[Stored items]

═══

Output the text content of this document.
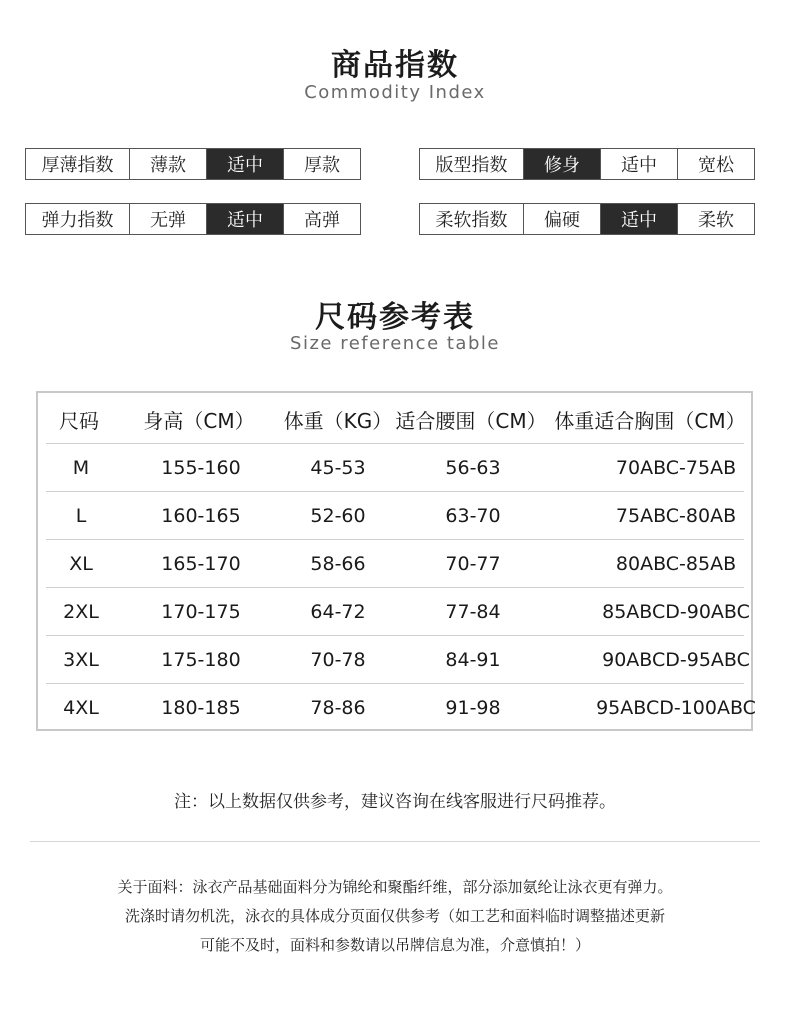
商品指数
Commodity Index
厚薄指数	薄款	适中	厚款	版型指数	修身	适中	宽松
弹力指数	无弹	适中	高弹	柔软指数	偏硬	适中	柔软
尺码参考表
Size reference table
尺码	身高（CM） 体重（KG） 适合腰围（CM） 体重适合胸围（CM）
M	155-160	45-53	56-63	70ABC-75AB
L	160-165	52-60	63-70	75ABC-80AB
XL	165-170	58-66	70-77	80ABC-85AB
2XL	170-175	64-72	77-84	85ABCD-90ABC
3XL	175-180	70-78	84-91	90ABCD-95ABC
4XL	180-185	78-86	91-98	95ABCD-100ABC
注：以上数据仅供参考，建议咨询在线客服进行尺码推荐。
关于面料：泳衣产品基础面料分为锦纶和聚酯纤维，部分添加氨纶让泳衣更有弹力。
洗涤时请勿机洗，泳衣的具体成分页面仅供参考（如工艺和面料临时调整描述更新
可能不及时，面料和参数请以吊牌信息为准，介意慎拍！）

═══

_Task prompt_.
Print the entries above exactly, taking out only the pictures.

_Task answer_.
Output the text content of this document.
商品指数
Commodity Index
厚薄指数	薄款	适中	厚款	版型指数	修身	适中	宽松
弹力指数	无弹	适中	高弹	柔软指数	偏硬	适中	柔软
尺码参考表
Size reference table
尺码	身高（CM） 体重（KG） 适合腰围（CM） 体重适合胸围（CM）
M	155-160	45-53	56-63	70ABC-75AB
L	160-165	52-60	63-70	75ABC-80AB
XL	165-170	58-66	70-77	80ABC-85AB
2XL	170-175	64-72	77-84	85ABCD-90ABC
3XL	175-180	70-78	84-91	90ABCD-95ABC
4XL	180-185	78-86	91-98	95ABCD-100ABC
注：以上数据仅供参考，建议咨询在线客服进行尺码推荐。
关于面料：泳衣产品基础面料分为锦纶和聚酯纤维，部分添加氨纶让泳衣更有弹力。
洗涤时请勿机洗，泳衣的具体成分页面仅供参考（如工艺和面料临时调整描述更新
可能不及时，面料和参数请以吊牌信息为准，介意慎拍！）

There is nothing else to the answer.